» TO DO: In the entries below, find the lines that contain the word "演唱歌曲" and copy them.

________

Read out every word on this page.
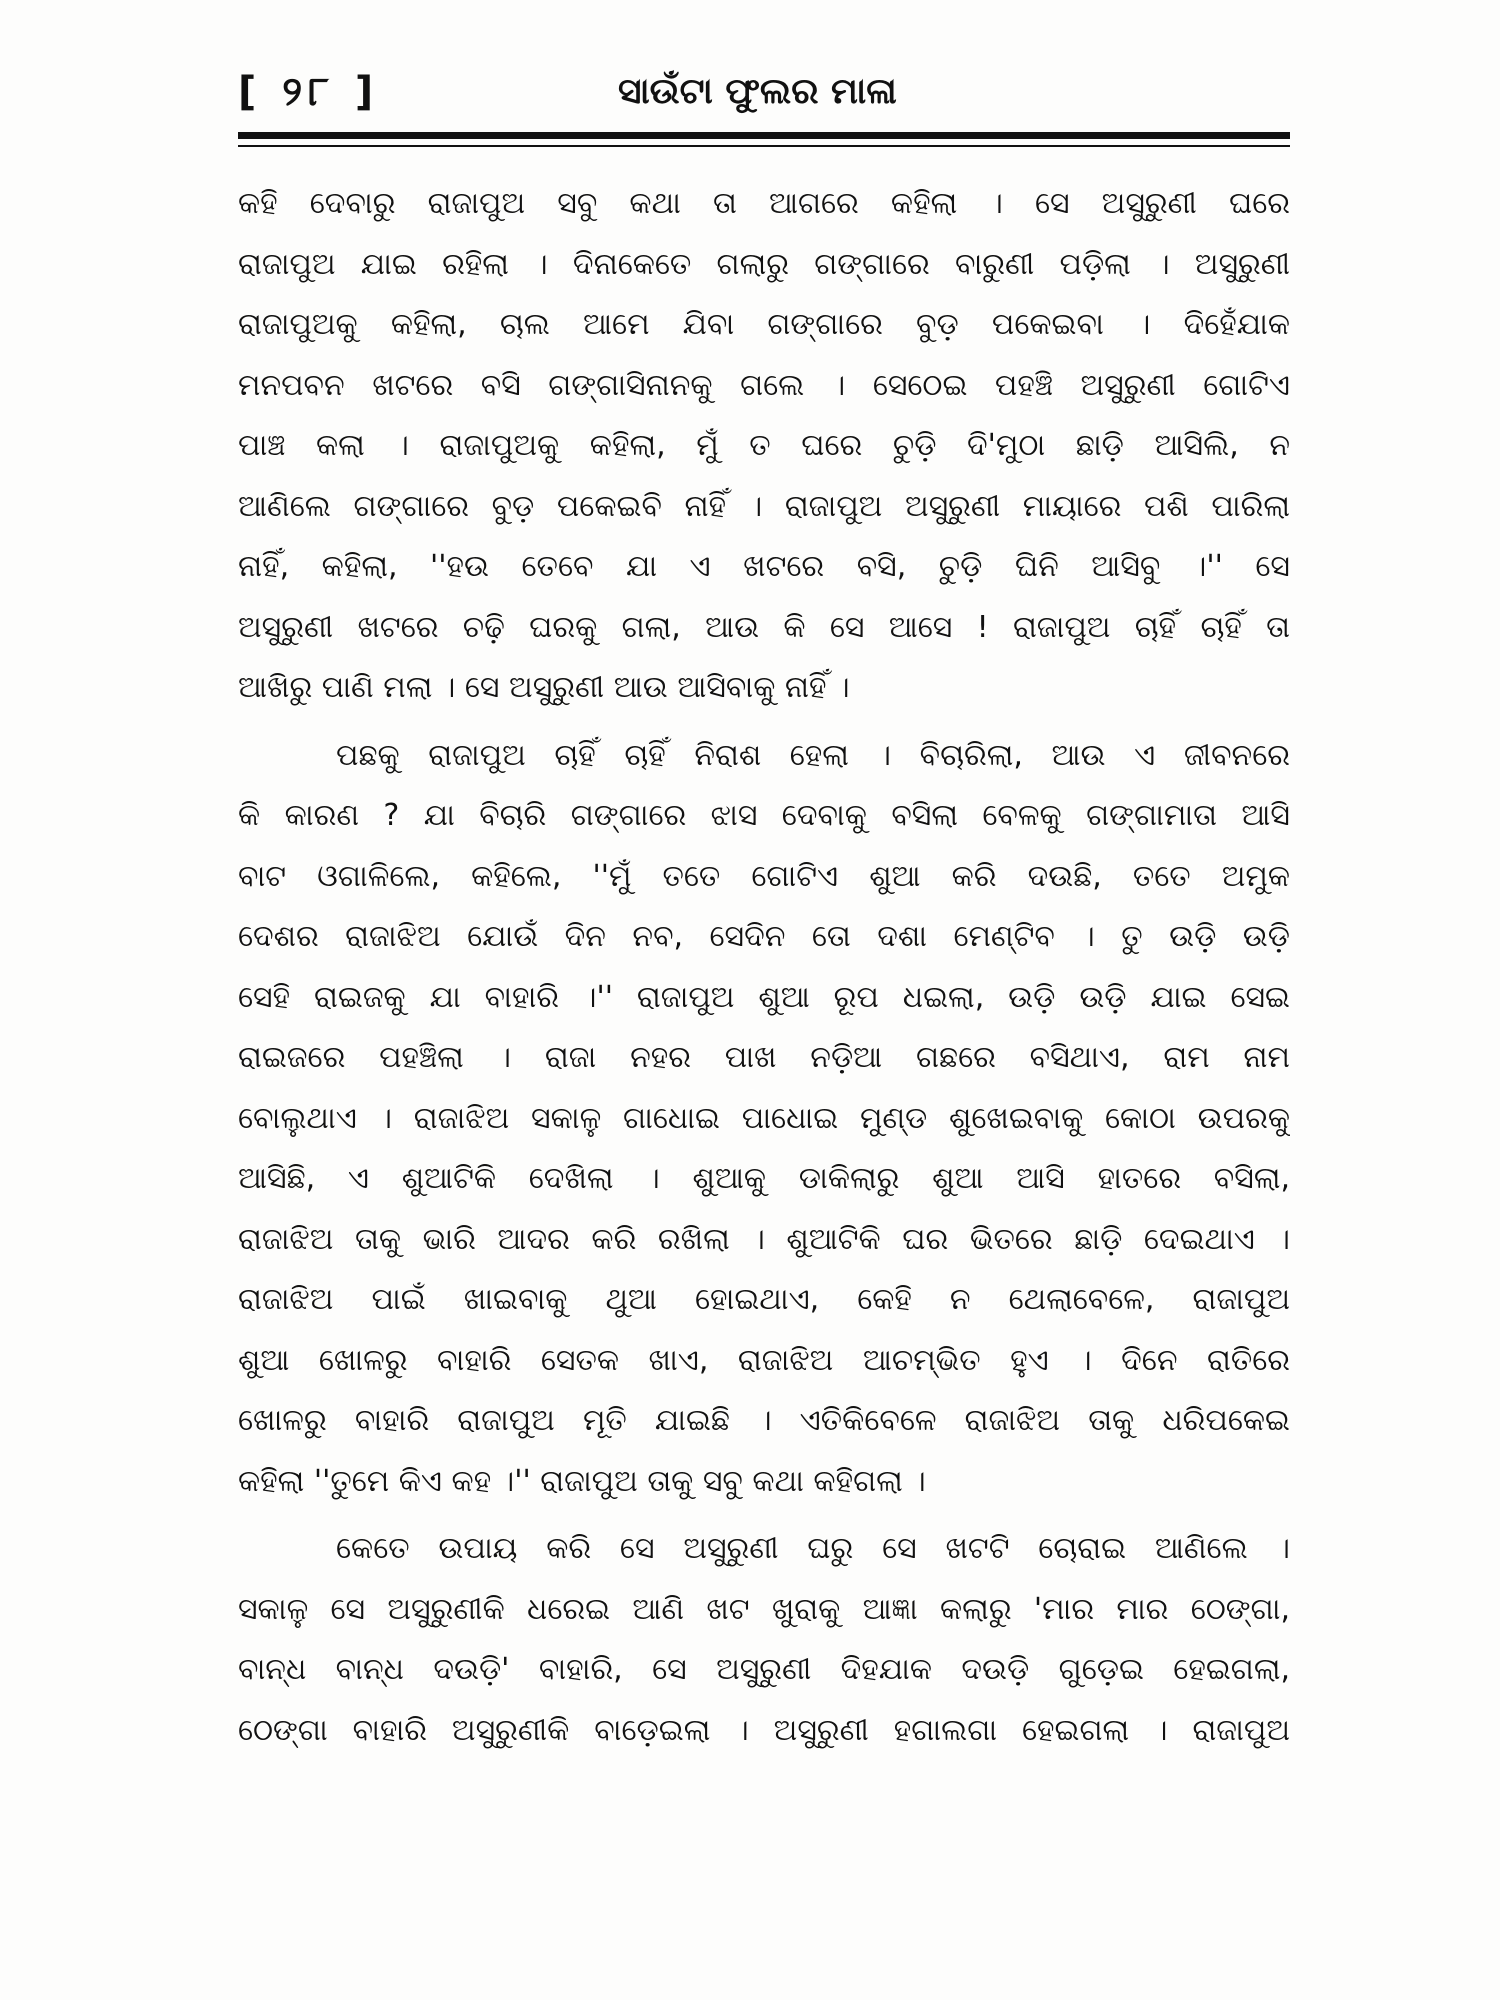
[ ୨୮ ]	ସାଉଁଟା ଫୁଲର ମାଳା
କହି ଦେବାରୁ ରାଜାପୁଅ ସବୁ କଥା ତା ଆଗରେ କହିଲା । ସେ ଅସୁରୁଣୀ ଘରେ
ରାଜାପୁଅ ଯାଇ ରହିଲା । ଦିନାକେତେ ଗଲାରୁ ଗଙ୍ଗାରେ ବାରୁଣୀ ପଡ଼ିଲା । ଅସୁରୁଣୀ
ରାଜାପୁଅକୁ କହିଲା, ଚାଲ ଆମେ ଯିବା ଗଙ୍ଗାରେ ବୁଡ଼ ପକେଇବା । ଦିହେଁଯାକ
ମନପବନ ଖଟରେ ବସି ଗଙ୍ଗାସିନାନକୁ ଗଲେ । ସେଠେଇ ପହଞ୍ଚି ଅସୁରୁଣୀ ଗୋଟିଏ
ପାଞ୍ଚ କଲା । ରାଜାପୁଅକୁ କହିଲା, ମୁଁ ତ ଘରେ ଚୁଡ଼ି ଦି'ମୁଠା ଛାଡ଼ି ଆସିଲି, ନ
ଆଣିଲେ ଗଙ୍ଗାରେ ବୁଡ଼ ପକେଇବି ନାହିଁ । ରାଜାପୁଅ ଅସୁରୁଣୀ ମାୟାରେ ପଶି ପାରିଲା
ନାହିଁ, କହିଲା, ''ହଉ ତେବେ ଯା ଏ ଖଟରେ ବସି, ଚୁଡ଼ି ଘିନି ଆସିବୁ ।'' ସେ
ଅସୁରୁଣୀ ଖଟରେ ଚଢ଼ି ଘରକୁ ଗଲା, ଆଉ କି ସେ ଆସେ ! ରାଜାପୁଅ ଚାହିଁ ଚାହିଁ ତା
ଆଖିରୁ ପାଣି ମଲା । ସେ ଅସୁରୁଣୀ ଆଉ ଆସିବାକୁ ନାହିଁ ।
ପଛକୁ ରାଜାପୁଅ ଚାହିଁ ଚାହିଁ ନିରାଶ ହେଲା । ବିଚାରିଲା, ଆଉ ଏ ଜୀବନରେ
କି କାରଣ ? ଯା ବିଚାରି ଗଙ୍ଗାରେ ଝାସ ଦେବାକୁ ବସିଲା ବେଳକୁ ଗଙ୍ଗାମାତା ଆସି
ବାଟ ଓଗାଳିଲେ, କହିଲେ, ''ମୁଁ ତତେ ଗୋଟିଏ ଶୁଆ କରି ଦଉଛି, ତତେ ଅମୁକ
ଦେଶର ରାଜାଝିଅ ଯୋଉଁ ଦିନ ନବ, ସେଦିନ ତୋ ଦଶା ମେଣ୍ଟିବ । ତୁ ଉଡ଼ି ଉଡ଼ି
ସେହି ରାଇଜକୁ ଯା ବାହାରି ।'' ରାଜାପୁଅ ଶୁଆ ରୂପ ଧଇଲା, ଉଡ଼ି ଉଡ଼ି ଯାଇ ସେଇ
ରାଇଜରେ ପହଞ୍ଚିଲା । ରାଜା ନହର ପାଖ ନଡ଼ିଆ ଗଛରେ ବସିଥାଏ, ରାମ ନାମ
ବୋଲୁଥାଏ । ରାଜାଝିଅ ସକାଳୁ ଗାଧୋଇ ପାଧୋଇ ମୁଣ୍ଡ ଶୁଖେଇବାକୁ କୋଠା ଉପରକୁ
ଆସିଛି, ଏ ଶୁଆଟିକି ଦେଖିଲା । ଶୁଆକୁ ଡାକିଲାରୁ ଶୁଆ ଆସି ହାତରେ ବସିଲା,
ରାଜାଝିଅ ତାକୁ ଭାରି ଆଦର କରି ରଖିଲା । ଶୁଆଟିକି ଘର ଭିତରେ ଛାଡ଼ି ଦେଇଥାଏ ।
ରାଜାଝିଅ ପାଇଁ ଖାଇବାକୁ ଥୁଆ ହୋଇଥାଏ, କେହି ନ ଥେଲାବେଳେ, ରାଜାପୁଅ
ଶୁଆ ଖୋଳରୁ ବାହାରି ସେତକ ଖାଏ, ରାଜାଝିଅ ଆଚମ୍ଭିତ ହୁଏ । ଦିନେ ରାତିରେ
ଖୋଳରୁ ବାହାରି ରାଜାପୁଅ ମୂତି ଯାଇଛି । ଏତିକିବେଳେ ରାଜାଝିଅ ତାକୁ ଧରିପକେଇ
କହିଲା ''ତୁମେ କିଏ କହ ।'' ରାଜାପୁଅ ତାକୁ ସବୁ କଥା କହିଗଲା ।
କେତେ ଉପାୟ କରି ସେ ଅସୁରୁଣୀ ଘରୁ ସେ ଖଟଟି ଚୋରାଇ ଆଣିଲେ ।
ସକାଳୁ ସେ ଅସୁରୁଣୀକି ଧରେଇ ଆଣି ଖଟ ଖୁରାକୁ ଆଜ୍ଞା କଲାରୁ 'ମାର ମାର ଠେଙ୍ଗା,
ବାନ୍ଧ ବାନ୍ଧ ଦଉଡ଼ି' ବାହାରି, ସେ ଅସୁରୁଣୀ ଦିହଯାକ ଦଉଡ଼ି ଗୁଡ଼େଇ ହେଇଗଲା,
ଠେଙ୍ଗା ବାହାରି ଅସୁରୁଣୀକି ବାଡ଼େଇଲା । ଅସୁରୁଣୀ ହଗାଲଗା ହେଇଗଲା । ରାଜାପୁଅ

________

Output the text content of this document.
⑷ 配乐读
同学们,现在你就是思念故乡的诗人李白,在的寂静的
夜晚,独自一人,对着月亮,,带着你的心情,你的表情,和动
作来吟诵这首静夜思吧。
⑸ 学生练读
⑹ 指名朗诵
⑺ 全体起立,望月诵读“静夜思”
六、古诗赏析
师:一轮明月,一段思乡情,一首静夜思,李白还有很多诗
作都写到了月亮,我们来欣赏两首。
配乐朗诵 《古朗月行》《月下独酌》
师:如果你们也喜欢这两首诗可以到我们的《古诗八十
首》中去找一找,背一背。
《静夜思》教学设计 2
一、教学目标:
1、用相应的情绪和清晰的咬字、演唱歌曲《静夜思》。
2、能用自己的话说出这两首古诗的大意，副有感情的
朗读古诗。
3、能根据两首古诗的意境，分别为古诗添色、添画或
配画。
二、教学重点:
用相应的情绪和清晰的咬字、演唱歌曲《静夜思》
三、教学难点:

________

» EXPECTED ANSWER:
1、用相应的情绪和清晰的咬字、演唱歌曲《静夜思》。
用相应的情绪和清晰的咬字、演唱歌曲《静夜思》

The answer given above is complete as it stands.